- [Given task]:
Reproduce the listing word for word, leaving every picture behind.

[Collection entries]
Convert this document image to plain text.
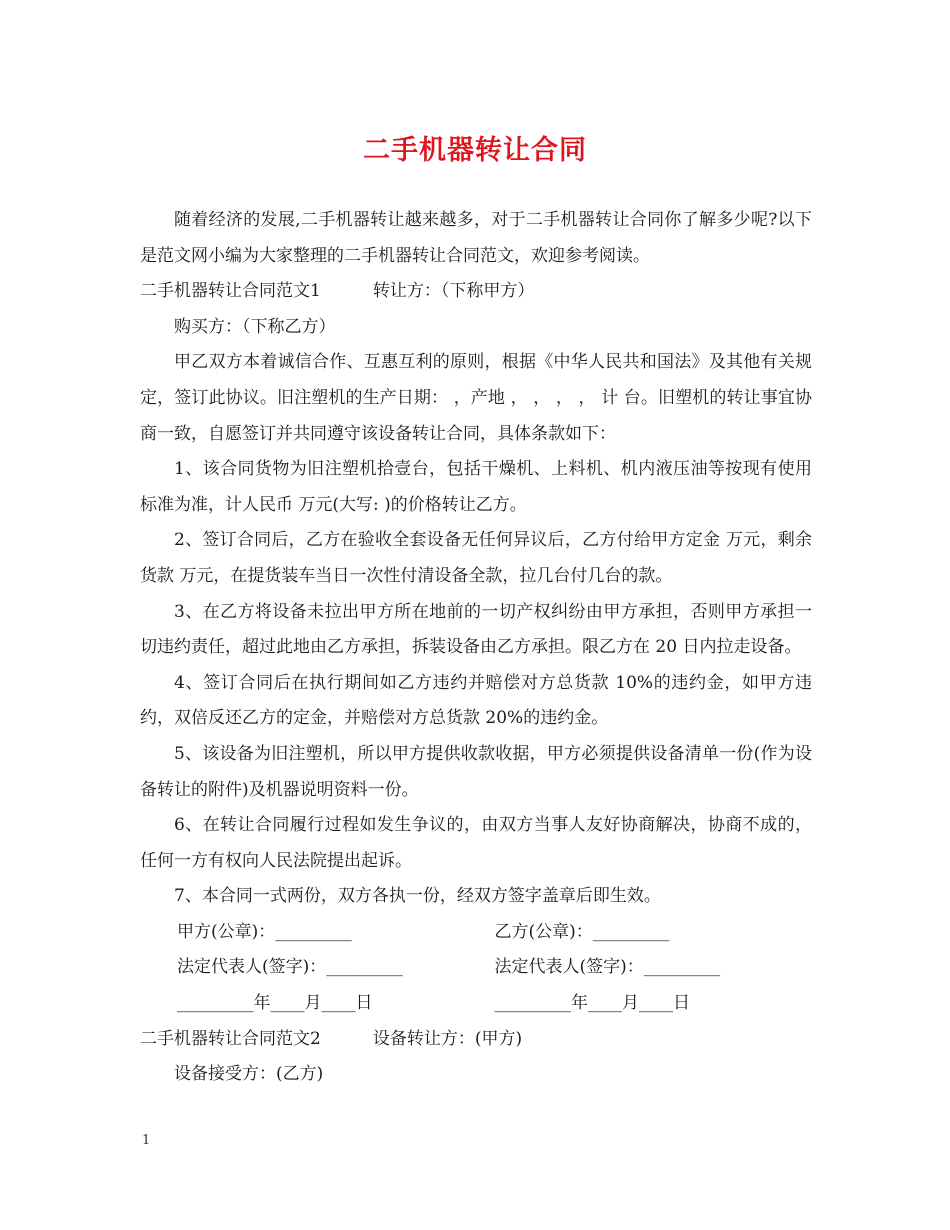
二手机器转让合同

随着经济的发展,二手机器转让越来越多，对于二手机器转让合同你了解多少呢?以下是范文网小编为大家整理的二手机器转让合同范文，欢迎参考阅读。

二手机器转让合同范文1	转让方：（下称甲方）

购买方：（下称乙方）

甲乙双方本着诚信合作、互惠互利的原则，根据《中华人民共和国法》及其他有关规定，签订此协议。旧注塑机的生产日期： ，产地 ， ， ， ， 计 台。旧塑机的转让事宜协商一致，自愿签订并共同遵守该设备转让合同，具体条款如下：

1、该合同货物为旧注塑机拾壹台，包括干燥机、上料机、机内液压油等按现有使用标准为准，计人民币 万元(大写: )的价格转让乙方。

2、签订合同后，乙方在验收全套设备无任何异议后，乙方付给甲方定金 万元，剩余货款 万元，在提货装车当日一次性付清设备全款，拉几台付几台的款。

3、在乙方将设备未拉出甲方所在地前的一切产权纠纷由甲方承担，否则甲方承担一切违约责任，超过此地由乙方承担，拆装设备由乙方承担。限乙方在 20 日内拉走设备。

4、签订合同后在执行期间如乙方违约并赔偿对方总货款 10%的违约金，如甲方违约，双倍反还乙方的定金，并赔偿对方总货款 20%的违约金。

5、该设备为旧注塑机，所以甲方提供收款收据，甲方必须提供设备清单一份(作为设备转让的附件)及机器说明资料一份。

6、在转让合同履行过程如发生争议的，由双方当事人友好协商解决，协商不成的，任何一方有权向人民法院提出起诉。

7、本合同一式两份，双方各执一份，经双方签字盖章后即生效。

甲方(公章)：_________	乙方(公章)：_________
法定代表人(签字)：_________	法定代表人(签字)：_________
_________年____月____日	_________年____月____日

二手机器转让合同范文2	设备转让方：(甲方)

设备接受方：(乙方)

1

- [Worked solution]:
Convert this document image to plain text.
二手机器转让合同

随着经济的发展,二手机器转让越来越多，对于二手机器转让合同你了解多少呢?以下是范文网小编为大家整理的二手机器转让合同范文，欢迎参考阅读。

二手机器转让合同范文1	转让方：（下称甲方）

购买方：（下称乙方）

甲乙双方本着诚信合作、互惠互利的原则，根据《中华人民共和国法》及其他有关规定，签订此协议。旧注塑机的生产日期： ，产地 ， ， ， ， 计 台。旧塑机的转让事宜协商一致，自愿签订并共同遵守该设备转让合同，具体条款如下：

1、该合同货物为旧注塑机拾壹台，包括干燥机、上料机、机内液压油等按现有使用标准为准，计人民币 万元(大写: )的价格转让乙方。

2、签订合同后，乙方在验收全套设备无任何异议后，乙方付给甲方定金 万元，剩余货款 万元，在提货装车当日一次性付清设备全款，拉几台付几台的款。

3、在乙方将设备未拉出甲方所在地前的一切产权纠纷由甲方承担，否则甲方承担一切违约责任，超过此地由乙方承担，拆装设备由乙方承担。限乙方在 20 日内拉走设备。

4、签订合同后在执行期间如乙方违约并赔偿对方总货款 10%的违约金，如甲方违约，双倍反还乙方的定金，并赔偿对方总货款 20%的违约金。

5、该设备为旧注塑机，所以甲方提供收款收据，甲方必须提供设备清单一份(作为设备转让的附件)及机器说明资料一份。

6、在转让合同履行过程如发生争议的，由双方当事人友好协商解决，协商不成的，任何一方有权向人民法院提出起诉。

7、本合同一式两份，双方各执一份，经双方签字盖章后即生效。

甲方(公章)：_________	乙方(公章)：_________
法定代表人(签字)：_________	法定代表人(签字)：_________
_________年____月____日	_________年____月____日

二手机器转让合同范文2	设备转让方：(甲方)

设备接受方：(乙方)

1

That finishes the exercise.